##### AUSGEWÄHLTER AUSZUG #####
In 2019 sind auf einigen Betrieben unabhängig voneinander Grassilagen des ersten Schnitts im Silo weggerutscht. Für die Glücklichen, die das noch nicht erlebt haben: Im Flachsilo schiebt sich das Silo einige Zeit nach dem Einsilieren nach links und rechts auseinander. Im schlechtesten Fall entsteht ein tiefer Riss über die gesamte Silolänge. In Fahrsilos rutscht die Silage nach vorne. Je nach Silohöhe kommt es zu Abbrüchen über mehrere Meter.
Derartige Fälle ziehen hohe Futterverluste nach sich und gefährden die Tiergesundheit. Denn es ist kaum möglich, alle Schimmelnester aus den Abbrüchen im Silo vor dem Füttern zu entfernen. Alles in allem ein teurer „Silierunfall“, den es zu verhindern gilt.
Die uns hierzu bekannten Silagen hatten einen Trockensubstanz (TS)-Gehalt von nur rund 27% – auf den ersten Eindruck sagt man: Zu wenig angewelkt! Doch in diesen Fällen sind mehrere Faktoren zusammengekommen. Wir haben uns bei Betroffenen und Experten für Silomanagement und Grasernte nach möglichen Parallelen in den Ursachen erkundigt.
Als Besonderheiten zur Ernte der besagten Silagen nannten die betroffenen Landwirte Folgendes:
- Ein sehr früher Schnitt. Überdurchschnittliche Energie- und Eiweißgehalte; unterdurchschnittliche Werte in den Faserfraktionen NDF und ADF. Klebriges Häckselgut deutete auf hohe Zuckergehalte hin.
- Das Ziel kürzerer theoretischer Häcksellängen (tHL) von 8 bis 10 mm bis 20 mm.
- Beides teils in Kombination mit einer schnellen Ernte (10 h, aufgrund von plötzlichem Regen) und dem Aufsilieren auf einen vorausgegangenen Schnitt bzw. einer flächenbedingt mehrtägigen Ernte.
- Alle Betriebe hatten nicht den Eindruck, dass das angewelkte Schnittgut erheblich zu nass war, also unter 30% TS lag. Beim Festfahren gab es keine Probleme, die Silagen gerieten erst nach oder während des Silierprozesses ins Rutschen.
Zu den Ursachen waren sich alle Befragten einig, dass es sich um eine unglückliche Verkettung mehrerer Faktoren handelte. Diskutiert wurden die Zusammenhänge wie folgt:
Kürzere Häcksellängen bei Grassilage, die hinsichtlich ihrer geringeren Selektierbarkeit in Mischrationen empfohlen werden, reichen bis zu einem extremen Minimum von 10 mm tHL bei Kompakt-TMR. 12 bis 40 mm tHL werden heute in klassischer TMR angestrebt.
Bei allem Bestreben darf aber nicht vergessen werden, dass es das angewelkte Schnittgut ist, das durch TS-Gehalt und Altersstruktur die Häcksellänge bestimmt!
##### MATERIALAUSZÜGE #####
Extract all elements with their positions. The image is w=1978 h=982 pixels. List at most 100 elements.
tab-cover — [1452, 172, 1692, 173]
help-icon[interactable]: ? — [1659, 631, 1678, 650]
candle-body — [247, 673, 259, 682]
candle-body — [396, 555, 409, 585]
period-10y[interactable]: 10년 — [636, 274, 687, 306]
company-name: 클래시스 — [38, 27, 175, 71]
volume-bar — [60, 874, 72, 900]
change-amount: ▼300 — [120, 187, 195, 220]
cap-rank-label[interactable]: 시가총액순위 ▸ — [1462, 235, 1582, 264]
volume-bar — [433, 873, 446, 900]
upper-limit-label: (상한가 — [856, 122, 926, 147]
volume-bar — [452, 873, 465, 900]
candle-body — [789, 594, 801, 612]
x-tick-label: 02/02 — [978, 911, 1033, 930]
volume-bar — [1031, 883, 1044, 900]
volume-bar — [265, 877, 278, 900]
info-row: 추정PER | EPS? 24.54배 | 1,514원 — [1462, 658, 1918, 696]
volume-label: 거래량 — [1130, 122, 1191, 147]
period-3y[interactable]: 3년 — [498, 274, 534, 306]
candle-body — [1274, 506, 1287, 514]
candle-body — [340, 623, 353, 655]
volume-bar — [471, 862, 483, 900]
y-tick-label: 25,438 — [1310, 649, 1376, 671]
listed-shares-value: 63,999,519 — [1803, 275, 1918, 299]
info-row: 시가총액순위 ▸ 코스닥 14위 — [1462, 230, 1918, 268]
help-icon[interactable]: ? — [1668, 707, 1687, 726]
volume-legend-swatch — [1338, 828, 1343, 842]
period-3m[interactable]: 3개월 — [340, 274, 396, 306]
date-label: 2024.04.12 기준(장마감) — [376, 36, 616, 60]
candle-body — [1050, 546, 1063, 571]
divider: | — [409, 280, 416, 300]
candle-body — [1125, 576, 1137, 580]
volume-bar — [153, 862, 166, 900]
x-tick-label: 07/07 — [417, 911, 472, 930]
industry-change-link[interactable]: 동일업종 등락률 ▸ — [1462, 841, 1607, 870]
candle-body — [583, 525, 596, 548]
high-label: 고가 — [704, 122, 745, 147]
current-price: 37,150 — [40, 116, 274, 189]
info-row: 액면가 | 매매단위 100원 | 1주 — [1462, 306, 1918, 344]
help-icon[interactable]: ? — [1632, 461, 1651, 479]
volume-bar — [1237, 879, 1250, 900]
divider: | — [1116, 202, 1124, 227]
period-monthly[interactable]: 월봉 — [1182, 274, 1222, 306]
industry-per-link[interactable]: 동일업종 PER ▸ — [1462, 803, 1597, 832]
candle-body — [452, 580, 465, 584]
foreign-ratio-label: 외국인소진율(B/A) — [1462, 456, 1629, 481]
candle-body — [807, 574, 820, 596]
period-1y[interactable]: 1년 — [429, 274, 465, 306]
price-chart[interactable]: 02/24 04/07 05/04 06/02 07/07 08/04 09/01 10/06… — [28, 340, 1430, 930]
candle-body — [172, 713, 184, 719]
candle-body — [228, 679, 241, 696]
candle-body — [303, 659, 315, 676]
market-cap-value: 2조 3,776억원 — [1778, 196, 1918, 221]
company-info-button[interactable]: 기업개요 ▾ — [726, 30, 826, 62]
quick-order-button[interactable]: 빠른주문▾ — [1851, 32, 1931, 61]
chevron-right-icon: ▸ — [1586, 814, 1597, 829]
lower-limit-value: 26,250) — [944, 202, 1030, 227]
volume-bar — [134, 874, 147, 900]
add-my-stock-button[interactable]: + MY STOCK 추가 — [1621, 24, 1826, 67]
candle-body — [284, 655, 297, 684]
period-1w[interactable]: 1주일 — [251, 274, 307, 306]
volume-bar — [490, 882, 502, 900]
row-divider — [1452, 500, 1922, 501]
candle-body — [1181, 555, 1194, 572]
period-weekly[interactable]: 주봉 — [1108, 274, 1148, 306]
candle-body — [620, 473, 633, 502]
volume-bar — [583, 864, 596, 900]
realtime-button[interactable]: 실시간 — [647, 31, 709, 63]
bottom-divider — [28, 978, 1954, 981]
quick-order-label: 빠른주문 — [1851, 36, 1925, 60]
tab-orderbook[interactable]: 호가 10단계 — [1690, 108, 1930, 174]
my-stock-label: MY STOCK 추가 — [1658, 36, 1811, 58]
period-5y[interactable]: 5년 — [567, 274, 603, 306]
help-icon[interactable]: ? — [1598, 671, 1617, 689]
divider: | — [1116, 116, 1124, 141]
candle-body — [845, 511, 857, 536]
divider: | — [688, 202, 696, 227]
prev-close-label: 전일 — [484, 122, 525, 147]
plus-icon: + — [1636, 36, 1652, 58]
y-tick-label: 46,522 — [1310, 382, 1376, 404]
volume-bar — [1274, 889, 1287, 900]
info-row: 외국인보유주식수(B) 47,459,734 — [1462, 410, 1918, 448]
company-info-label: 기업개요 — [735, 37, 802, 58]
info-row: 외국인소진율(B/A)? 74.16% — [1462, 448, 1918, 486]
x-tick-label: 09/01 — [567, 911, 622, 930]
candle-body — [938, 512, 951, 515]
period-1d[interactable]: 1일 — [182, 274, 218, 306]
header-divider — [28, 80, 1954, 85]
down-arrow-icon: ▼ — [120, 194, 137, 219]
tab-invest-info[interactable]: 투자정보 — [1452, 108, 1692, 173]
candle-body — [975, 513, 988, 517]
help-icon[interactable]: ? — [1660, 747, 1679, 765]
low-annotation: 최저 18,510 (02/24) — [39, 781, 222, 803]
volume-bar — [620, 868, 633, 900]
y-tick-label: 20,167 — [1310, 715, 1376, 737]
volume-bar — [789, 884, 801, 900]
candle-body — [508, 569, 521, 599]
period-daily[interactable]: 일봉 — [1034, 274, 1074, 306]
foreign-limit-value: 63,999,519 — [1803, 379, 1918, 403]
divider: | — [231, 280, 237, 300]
#####
**KURZE AUFGABE 1**
Welchen Trockensubstanzgehalt hatten laut dem Text über weggerutschte Grassilagen die dort bekannten Silagen?
**KURZE AUFGABE 2**
Ändere im Text über weggerutschte Grassilagen den Abschnitt zwischen „Bei allem Bestreben“ und „die Häcksellänge bestimmt!“ einschließlich, indem du „Häcksellänge“ durch „Schnittlänge“ ersetzt, und gib ihn vollständig wieder.
Das Material ist eigenständig und gehört nicht zum Text über weggerutschte Grassilagen.

**ERGEBNIS 1**
Sie hatten einen TS-Gehalt von nur rund 27 %.

**ERGEBNIS 2**
Bei allem Bestreben darf aber nicht vergessen werden, dass es das angewelkte Schnittgut ist, das durch TS-Gehalt und Altersstruktur die Schnittlänge bestimmt!